In the records that follow, locate every line with "Annual" and extract it.

--------------------------------

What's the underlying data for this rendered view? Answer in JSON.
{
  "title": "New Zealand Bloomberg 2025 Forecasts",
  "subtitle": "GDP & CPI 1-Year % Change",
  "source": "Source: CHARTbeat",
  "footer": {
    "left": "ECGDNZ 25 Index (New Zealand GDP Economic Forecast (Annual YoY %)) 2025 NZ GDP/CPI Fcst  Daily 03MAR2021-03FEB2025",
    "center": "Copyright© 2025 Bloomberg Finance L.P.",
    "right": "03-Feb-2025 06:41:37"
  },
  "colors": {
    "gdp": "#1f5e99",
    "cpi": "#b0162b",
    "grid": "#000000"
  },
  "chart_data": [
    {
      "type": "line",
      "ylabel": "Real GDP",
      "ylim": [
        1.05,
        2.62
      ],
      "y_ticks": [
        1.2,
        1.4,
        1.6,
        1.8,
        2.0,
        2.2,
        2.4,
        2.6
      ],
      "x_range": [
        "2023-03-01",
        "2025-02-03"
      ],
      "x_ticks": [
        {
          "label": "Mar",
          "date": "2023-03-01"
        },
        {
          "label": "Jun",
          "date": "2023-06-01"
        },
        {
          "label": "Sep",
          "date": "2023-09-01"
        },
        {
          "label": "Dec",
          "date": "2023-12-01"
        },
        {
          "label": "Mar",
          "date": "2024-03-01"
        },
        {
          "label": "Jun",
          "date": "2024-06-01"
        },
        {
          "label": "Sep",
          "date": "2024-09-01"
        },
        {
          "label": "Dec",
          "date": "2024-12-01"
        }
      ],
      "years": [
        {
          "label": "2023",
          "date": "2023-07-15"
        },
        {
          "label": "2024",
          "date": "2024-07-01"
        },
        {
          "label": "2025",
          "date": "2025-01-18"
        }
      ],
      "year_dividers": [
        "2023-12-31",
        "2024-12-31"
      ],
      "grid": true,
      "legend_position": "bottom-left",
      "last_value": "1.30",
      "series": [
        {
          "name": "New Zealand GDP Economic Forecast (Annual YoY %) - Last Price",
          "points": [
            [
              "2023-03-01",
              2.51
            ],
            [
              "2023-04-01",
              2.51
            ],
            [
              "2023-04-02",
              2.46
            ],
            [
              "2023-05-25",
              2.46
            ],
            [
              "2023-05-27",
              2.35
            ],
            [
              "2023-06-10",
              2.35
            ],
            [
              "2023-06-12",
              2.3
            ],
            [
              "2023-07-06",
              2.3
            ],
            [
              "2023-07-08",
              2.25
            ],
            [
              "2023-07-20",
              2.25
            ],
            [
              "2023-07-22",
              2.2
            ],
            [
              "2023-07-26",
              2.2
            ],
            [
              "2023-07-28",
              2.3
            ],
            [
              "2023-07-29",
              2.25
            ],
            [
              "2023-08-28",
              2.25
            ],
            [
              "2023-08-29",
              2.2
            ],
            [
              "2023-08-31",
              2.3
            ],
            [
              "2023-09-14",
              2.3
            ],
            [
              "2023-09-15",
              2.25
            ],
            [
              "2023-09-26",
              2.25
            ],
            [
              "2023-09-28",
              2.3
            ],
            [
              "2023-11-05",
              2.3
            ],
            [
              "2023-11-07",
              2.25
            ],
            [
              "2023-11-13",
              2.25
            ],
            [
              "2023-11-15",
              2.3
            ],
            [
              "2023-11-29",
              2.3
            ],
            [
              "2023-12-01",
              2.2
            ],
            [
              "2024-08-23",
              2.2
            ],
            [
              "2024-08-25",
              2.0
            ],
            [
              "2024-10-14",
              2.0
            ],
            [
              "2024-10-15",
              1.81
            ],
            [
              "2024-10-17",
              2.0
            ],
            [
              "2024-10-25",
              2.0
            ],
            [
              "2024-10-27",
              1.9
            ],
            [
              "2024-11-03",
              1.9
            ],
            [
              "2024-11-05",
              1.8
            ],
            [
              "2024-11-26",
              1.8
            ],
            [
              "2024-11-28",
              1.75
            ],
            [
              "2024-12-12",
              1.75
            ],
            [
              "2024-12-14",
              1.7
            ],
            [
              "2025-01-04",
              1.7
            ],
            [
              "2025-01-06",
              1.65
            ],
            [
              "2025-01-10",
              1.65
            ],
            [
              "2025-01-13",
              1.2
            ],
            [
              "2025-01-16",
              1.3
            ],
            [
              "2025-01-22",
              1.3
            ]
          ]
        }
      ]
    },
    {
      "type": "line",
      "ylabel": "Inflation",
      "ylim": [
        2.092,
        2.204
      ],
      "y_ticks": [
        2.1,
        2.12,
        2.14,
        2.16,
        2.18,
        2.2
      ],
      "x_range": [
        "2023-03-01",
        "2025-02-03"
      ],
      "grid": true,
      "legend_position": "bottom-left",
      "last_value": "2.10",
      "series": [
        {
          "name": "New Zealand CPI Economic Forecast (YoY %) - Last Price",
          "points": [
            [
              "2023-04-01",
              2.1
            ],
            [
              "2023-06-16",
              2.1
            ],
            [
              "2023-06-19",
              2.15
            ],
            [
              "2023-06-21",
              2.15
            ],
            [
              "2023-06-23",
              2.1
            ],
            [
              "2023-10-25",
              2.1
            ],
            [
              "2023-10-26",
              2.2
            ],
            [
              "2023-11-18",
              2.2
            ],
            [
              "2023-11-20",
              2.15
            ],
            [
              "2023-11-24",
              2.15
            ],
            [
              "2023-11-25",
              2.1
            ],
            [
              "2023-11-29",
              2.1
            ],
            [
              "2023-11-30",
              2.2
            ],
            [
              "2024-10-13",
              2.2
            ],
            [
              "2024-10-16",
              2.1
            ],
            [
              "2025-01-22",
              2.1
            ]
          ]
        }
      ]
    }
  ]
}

--------------------------------

_FINISHED TASK_
    "left": "ECGDNZ 25 Index (New Zealand GDP Economic Forecast (Annual YoY %)) 2025 NZ GDP/CPI Fcst  Daily 03MAR2021-03FEB2025",
          "name": "New Zealand GDP Economic Forecast (Annual YoY %) - Last Price",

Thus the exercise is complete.